[Saved data entries]
● ● ● ● ●

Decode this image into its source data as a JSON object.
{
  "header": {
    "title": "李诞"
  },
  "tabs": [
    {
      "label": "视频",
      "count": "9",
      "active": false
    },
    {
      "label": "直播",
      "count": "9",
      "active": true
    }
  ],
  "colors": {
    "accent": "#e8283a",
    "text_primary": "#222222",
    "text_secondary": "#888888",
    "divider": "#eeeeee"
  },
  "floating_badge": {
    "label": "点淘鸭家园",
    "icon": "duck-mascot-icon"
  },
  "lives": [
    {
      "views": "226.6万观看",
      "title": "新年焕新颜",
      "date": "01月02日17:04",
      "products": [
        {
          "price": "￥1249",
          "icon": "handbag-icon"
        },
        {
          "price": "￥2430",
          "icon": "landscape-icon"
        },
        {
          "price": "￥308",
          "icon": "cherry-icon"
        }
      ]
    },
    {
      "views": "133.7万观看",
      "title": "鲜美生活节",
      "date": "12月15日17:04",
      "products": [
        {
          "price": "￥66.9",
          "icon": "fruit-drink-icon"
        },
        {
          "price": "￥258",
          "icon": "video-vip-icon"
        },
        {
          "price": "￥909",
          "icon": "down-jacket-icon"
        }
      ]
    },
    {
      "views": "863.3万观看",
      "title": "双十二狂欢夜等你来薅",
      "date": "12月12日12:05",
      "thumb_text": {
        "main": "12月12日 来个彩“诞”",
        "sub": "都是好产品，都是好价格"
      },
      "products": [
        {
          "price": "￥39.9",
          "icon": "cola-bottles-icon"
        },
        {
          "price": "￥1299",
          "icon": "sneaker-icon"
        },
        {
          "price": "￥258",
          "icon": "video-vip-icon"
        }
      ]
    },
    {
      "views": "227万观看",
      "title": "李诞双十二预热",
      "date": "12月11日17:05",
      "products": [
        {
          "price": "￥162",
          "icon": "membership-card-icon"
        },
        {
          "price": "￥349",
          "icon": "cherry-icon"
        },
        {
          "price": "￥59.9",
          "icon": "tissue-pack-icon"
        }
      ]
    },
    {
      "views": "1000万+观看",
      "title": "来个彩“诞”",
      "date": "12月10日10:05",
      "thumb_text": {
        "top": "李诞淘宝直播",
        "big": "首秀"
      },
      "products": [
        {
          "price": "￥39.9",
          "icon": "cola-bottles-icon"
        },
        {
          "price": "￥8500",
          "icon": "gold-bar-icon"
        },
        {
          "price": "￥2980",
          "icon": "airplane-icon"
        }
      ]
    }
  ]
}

● ● ● ● ●

▶ [Exercise instructions]: Return all the lines that contain the string "title".

▶ [Solution]:
    "title": "李诞"
      "title": "新年焕新颜",
      "title": "鲜美生活节",
      "title": "双十二狂欢夜等你来薅",
      "title": "李诞双十二预热",
      "title": "来个彩“诞”",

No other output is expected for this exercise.